(Document segment):
- Spring Creek Township, Minnesota Location within the state of Minnesota Spring Creek Township, Minnesota Spring Creek Township, Minnesota (the United States)
- Coordinates: 47°27′5″N 96°23′15″W﻿ / ﻿47.45139°N 96.38750°W
- Country: United States
- State: Minnesota
- County: Norman

Area
- • Total: 36.1 sq mi (93.5 km^{2})
- • Land: 36.0 sq mi (93.2 km^{2})
- • Water: 0.12 sq mi (0.3 km^{2})
- Elevation: 991 ft (302 m)

Population (2000)
- • Total: 83
- • Density: 2.3/sq mi (0.9/km^{2})
- Time zone: UTC-6 (Central (CST))
- • Summer (DST): UTC-5 (CDT)
- FIPS code: 27-61780
- GNIS feature ID: 0665668

= Spring Creek Township, Norman County, Minnesota =

Spring Creek Township is a township in Norman County, Minnesota, United States. The population was 83 at the 2000 census.

Spring Creek Township was organized in 1880.

==Geography==
According to the United States Census Bureau, the township has a total area of 36.1 square miles (93.5 km^{2}), of which 36.0 square miles (93.2 km^{2}) is land and 0.1 square mile (0.3 km^{2}) (0.33%) is water.

==Demographics==
As of the census of 2000, there were 83 people, 29 households, and 20 families residing in the township. The population density was 2.3 people per square mile (0.9/km^{2}). There were 36 housing units at an average density of 1.0/sq mi (0.4/km^{2}). The racial makeup of the township was 97.59% White, 1.20% Asian, 1.20% from other races. Hispanic or Latino of any race were 2.41% of the population.

(Records provided):
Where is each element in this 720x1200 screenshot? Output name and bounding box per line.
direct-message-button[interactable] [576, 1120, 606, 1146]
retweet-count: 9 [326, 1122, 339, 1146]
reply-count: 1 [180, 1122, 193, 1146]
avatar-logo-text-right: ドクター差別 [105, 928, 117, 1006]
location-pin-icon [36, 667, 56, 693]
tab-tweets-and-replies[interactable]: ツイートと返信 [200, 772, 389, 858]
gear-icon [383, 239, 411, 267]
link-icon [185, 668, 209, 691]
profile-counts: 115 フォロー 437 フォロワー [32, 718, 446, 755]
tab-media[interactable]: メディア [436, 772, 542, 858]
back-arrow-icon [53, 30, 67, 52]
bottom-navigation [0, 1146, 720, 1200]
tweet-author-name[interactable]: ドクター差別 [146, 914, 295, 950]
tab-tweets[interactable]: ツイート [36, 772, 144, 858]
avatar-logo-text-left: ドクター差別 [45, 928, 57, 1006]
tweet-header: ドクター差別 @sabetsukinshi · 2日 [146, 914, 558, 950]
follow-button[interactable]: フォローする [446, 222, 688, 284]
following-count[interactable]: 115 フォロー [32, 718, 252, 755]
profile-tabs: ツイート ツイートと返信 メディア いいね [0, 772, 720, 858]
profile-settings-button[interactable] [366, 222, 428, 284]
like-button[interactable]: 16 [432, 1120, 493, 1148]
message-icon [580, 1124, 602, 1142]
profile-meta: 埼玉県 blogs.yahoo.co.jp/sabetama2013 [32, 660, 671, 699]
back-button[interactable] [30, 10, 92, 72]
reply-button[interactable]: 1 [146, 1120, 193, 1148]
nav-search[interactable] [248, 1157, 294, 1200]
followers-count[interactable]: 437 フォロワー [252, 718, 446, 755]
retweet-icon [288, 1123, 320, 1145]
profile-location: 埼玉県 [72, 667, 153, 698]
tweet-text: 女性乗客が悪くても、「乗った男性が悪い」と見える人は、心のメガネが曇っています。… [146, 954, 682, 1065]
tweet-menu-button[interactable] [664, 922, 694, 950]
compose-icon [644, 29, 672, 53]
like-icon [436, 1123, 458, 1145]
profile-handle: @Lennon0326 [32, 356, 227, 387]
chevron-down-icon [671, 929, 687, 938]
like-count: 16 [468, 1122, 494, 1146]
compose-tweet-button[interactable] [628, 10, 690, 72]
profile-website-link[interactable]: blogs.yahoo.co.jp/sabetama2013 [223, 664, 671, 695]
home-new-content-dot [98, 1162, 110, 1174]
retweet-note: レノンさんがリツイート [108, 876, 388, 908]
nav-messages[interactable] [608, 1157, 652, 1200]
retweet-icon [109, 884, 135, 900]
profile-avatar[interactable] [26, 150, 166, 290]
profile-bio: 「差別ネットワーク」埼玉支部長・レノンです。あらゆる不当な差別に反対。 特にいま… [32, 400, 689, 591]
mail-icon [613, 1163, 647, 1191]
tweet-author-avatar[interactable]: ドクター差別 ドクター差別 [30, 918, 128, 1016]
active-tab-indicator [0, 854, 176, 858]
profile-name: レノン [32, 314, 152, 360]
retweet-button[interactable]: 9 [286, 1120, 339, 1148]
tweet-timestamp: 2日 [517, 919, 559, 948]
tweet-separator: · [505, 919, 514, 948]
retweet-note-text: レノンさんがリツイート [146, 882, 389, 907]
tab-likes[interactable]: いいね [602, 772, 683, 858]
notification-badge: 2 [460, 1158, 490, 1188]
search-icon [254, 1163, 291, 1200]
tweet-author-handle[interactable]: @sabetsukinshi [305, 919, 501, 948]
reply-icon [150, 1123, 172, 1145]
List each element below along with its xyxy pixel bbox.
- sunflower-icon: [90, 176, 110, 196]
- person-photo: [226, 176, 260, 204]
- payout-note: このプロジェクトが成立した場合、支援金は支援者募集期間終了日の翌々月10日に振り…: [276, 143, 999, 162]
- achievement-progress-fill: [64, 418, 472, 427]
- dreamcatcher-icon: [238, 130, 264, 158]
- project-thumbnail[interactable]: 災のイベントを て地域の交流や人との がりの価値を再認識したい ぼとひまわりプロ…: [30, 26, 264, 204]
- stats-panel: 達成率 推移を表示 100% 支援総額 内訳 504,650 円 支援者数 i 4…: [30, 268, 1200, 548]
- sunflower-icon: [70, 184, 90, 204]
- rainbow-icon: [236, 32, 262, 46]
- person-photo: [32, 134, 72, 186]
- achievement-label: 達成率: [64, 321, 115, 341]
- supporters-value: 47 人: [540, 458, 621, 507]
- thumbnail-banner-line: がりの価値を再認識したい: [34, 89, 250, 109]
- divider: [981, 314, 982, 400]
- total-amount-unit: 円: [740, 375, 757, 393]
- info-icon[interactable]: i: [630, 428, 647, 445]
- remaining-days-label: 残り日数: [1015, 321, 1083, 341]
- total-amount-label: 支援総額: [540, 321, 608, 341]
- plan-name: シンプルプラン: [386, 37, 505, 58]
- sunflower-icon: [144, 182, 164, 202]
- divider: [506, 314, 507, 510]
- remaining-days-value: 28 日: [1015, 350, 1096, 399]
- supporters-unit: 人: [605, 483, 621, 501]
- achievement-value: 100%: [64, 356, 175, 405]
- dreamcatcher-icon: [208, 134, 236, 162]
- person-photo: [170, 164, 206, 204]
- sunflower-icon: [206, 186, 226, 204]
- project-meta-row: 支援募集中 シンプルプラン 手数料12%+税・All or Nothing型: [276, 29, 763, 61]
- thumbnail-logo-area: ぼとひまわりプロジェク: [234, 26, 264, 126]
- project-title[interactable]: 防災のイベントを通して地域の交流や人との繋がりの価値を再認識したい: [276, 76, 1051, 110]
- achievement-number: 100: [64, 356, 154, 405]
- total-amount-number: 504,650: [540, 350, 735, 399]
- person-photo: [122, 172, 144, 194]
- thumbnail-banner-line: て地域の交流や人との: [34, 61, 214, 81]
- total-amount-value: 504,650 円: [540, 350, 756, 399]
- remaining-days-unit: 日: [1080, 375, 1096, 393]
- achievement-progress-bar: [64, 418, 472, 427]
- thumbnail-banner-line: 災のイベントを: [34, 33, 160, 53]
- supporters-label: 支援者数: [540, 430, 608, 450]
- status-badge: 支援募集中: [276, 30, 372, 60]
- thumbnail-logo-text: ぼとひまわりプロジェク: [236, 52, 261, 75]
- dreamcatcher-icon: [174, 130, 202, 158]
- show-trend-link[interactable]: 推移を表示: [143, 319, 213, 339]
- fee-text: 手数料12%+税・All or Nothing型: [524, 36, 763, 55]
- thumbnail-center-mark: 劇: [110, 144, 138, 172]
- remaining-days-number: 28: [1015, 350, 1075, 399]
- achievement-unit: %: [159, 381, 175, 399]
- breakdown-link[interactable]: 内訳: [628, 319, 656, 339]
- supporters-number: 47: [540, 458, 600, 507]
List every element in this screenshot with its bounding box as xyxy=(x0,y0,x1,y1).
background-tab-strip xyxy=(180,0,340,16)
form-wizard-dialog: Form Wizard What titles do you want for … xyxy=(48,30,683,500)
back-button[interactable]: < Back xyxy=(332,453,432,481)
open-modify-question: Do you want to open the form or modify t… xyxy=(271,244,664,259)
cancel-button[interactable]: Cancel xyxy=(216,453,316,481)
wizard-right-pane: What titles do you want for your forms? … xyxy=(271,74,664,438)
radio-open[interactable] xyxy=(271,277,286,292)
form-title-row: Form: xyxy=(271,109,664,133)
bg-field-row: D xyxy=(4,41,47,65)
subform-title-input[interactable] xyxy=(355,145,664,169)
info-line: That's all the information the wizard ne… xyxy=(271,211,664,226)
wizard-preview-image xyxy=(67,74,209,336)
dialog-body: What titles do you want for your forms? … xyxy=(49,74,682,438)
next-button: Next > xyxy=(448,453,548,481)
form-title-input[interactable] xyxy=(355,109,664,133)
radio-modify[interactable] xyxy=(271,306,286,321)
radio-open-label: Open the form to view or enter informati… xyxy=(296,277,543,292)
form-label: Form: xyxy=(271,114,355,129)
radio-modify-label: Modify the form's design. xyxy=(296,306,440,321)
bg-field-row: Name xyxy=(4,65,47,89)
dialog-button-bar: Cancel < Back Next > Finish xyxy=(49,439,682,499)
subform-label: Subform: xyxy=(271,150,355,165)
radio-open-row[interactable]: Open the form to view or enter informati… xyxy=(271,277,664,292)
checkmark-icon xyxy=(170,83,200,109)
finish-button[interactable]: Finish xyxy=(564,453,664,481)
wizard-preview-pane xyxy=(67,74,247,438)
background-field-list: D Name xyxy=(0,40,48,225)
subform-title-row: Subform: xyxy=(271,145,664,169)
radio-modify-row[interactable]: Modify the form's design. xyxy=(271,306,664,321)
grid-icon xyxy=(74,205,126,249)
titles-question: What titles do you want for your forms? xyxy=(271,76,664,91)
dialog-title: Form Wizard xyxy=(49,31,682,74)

(Problems and tasks):
1/ Answer these questions from the Spring Creek Township article, one answer per line:
(a) Which county is the township in?
(b) In what year was the township organized?
(c) How many housing units did the 2000 census count there?
2/ Continue the Spring Creek Township article from the point where it stops.
The rows aren't needed for any of this work.

(Answers for each item):
1/
(a) Norman County
(b) 1880
(c) 36

2/
There were 29 households, out of which 34.5% had children under the age of 18 living with them, 62.1% were married couples living together, 6.9% had a female householder with no husband present, and 31.0% were non-families. 24.1% of all households were made up of individuals, and 10.3% had someone living alone who was 65 years of age or older. The average household size was 2.86 and the average family size was 3.55.

In the township the population was spread out, with 31.3% under the age of 18, 7.2% from 18 to 24, 19.3% from 25 to 44, 34.9% from 45 to 64, and 7.2% who were 65 years of age or older. The median age was 35 years. For every 100 females, there were 102.4 males. For every 100 females age 18 and over, there were 111.1 males.

The median income for a household in the township was $12,292, and the median income for a family was $23,750. Males had a median income of $23,750 versus $16,250 for females. The per capita income for the township was $9,214. There were 18.2% of families and 37.3% of the population living below the poverty line, including 56.3% of under eighteens and 66.7% of those over 64.